The forum thread below discusses getting out of a playing rut. Using one to three sentences, explain why one poster recommends joining a band as soon as possible.

Extract provided →

#####

  7. lomo

    lomo passionate hack Supporting Member

    Apr 15, 2006
    Find a good teacher.
  8. That's the real problem, I cannot find any teachers in my area.
  9. Probably not the best answer, but I found that when I hit a rut, playing a new to me instrument, opens up a whole new world of playing and sounds that rips me right out of the rut... GAS!
  10. DudeistMonk


    Apr 13, 2008
    Newark, NJ
    Get lessons on-line or in person.
  11. ilovethesechord


    Jun 27, 2008
    ..you just have to flow with it. everyone has "writing blocks."

    Play your guitar. Or play nothing at all. Think about work. Or your family. Or nothing.

    ...whatever you do, don't force yourself onto anything. Because if you do that, you're defeating the purpose.
  12. mambo4


    Jun 9, 2006
    Join a band asap. On the job experience trumps all other learning IMHO.

    I firmly believe, based on my experience, that there is absolutely NOTHING that will improve your playing faster and more usefully than playing with others, esp if you can get into a group of more advanced musicians. Having a gig will give you plenty of motivation.

    Don't worry about weather or not you're "ready for a band" There are ALWAYS worse players out there playing gigs.
  13. Mike Money

    Mike Money In Memoriam

    Mar 18, 2003
    Bakersfield California
    Avatar Speakers Endorsing Hooligan
    I've been in a rut for years.
  14. Years ago when I wasn't in a band and still practicing, I started to just put on CDs and figure them out and play with them from start to finish. Now days I try to read through as much music as I can. And try to find a band.
  15. Stumbo

    Stumbo Wherever you go, there you are. Supporting Member Commercial User

    Feb 11, 2008
    the Cali Intergalctic Mind Space
    Song Surgeon slow downer software- full 4 hour demo

    Remember, you perform as you practice. How about setting a goal of learning 100 songs that you like? Create a notebook with charts,tabs, notation. Whatever you're comfortable with that allows you to recreate the the whole song whenever you like.

    If you don't read music, learn to and chart the same 100 songs.

    +1000. Even if its just you, a guitar player and a drum machine. Or you and a drum machine. Maybe record some songs on guitar and play bass to your own tracks.

    There a TB free backing track thread available for bass.

    You have to create you're own path/plan and follow it. What are your goals?

    It all comes from within.

    Maybe you need a vacation. Then get back to it and go from there.
  16. I appreciate the ideas.

    I'm in a band right now so I've got plenty of "on the job" experience.

#####

Given information →
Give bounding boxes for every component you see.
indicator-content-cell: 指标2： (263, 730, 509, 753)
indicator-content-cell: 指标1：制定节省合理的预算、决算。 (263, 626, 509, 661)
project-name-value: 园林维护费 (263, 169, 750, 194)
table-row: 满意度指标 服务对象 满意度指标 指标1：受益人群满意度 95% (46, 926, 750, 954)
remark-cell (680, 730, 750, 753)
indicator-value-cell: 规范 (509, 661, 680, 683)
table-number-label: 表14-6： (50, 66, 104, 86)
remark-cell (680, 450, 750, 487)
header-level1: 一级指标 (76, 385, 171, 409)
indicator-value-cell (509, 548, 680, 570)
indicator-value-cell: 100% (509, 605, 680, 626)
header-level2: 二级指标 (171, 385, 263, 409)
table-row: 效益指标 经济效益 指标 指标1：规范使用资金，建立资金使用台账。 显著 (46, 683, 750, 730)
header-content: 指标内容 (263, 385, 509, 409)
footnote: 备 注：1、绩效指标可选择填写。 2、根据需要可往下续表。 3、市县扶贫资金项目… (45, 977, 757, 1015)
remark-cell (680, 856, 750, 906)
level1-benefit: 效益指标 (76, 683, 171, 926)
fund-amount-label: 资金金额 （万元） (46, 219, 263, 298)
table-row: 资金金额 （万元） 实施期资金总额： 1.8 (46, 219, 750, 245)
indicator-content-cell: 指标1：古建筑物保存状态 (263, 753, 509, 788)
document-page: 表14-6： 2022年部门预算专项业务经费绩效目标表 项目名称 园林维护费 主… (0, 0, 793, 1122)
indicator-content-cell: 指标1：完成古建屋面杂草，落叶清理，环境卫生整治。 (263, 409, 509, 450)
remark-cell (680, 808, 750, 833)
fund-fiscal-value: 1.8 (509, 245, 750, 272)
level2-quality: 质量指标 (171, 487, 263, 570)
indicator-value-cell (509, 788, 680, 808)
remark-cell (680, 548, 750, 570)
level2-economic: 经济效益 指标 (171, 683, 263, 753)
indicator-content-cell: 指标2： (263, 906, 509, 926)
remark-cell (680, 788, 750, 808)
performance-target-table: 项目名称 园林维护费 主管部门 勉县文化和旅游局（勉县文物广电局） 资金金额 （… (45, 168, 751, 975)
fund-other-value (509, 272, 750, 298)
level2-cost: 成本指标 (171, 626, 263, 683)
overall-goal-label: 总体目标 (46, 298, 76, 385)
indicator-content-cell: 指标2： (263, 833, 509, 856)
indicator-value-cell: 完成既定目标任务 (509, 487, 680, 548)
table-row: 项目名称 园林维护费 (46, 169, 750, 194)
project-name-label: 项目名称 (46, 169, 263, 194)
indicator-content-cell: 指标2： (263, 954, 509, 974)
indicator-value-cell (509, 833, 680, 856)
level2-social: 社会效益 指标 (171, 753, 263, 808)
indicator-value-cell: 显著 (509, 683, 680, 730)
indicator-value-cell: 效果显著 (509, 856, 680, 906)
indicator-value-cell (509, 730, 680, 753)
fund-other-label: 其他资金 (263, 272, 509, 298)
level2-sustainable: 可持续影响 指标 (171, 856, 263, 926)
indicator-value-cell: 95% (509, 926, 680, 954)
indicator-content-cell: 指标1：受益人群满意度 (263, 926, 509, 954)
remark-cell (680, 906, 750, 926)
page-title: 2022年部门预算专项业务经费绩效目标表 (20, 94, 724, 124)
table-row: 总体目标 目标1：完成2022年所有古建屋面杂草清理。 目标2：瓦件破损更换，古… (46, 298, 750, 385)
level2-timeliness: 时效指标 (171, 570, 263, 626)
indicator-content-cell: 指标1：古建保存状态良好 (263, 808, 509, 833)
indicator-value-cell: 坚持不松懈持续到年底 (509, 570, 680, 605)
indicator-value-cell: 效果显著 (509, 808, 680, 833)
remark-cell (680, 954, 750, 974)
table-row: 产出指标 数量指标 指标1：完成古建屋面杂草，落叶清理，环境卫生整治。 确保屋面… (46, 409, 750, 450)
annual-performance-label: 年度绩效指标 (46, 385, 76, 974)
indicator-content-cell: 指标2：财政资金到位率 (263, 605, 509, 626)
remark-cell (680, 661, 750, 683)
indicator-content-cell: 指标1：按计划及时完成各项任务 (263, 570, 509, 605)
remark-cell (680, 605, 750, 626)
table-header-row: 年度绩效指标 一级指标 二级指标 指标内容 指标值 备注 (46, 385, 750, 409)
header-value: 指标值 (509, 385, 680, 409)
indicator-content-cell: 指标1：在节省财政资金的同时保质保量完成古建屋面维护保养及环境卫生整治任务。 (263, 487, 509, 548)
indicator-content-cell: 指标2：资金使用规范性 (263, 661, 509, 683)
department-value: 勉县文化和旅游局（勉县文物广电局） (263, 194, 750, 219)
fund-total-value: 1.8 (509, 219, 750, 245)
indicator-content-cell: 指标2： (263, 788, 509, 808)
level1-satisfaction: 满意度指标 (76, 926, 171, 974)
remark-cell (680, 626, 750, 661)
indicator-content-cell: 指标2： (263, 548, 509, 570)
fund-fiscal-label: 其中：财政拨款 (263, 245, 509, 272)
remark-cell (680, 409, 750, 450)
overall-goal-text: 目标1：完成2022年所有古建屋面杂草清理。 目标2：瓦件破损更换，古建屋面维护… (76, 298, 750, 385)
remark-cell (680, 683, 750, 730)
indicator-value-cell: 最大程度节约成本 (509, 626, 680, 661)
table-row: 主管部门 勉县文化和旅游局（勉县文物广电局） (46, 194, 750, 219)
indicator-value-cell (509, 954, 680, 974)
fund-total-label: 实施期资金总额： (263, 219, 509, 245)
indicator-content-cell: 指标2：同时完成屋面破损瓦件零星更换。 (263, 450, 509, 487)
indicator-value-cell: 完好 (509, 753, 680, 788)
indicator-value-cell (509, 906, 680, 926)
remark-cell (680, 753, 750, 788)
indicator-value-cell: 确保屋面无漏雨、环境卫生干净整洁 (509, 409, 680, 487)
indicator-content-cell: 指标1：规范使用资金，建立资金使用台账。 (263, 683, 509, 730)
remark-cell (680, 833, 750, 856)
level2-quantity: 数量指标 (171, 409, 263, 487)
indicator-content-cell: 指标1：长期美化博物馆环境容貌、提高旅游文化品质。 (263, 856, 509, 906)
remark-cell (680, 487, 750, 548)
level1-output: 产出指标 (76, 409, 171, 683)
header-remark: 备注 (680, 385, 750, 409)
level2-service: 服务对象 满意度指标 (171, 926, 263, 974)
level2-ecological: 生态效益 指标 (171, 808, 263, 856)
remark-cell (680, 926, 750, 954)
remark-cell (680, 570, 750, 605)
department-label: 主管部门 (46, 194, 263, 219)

#####

Problem solution → The poster holds that on-the-job experience beats all other learning and that nothing improves playing faster or more usefully than playing with others, especially more advanced musicians. Having a gig also provides plenty of motivation.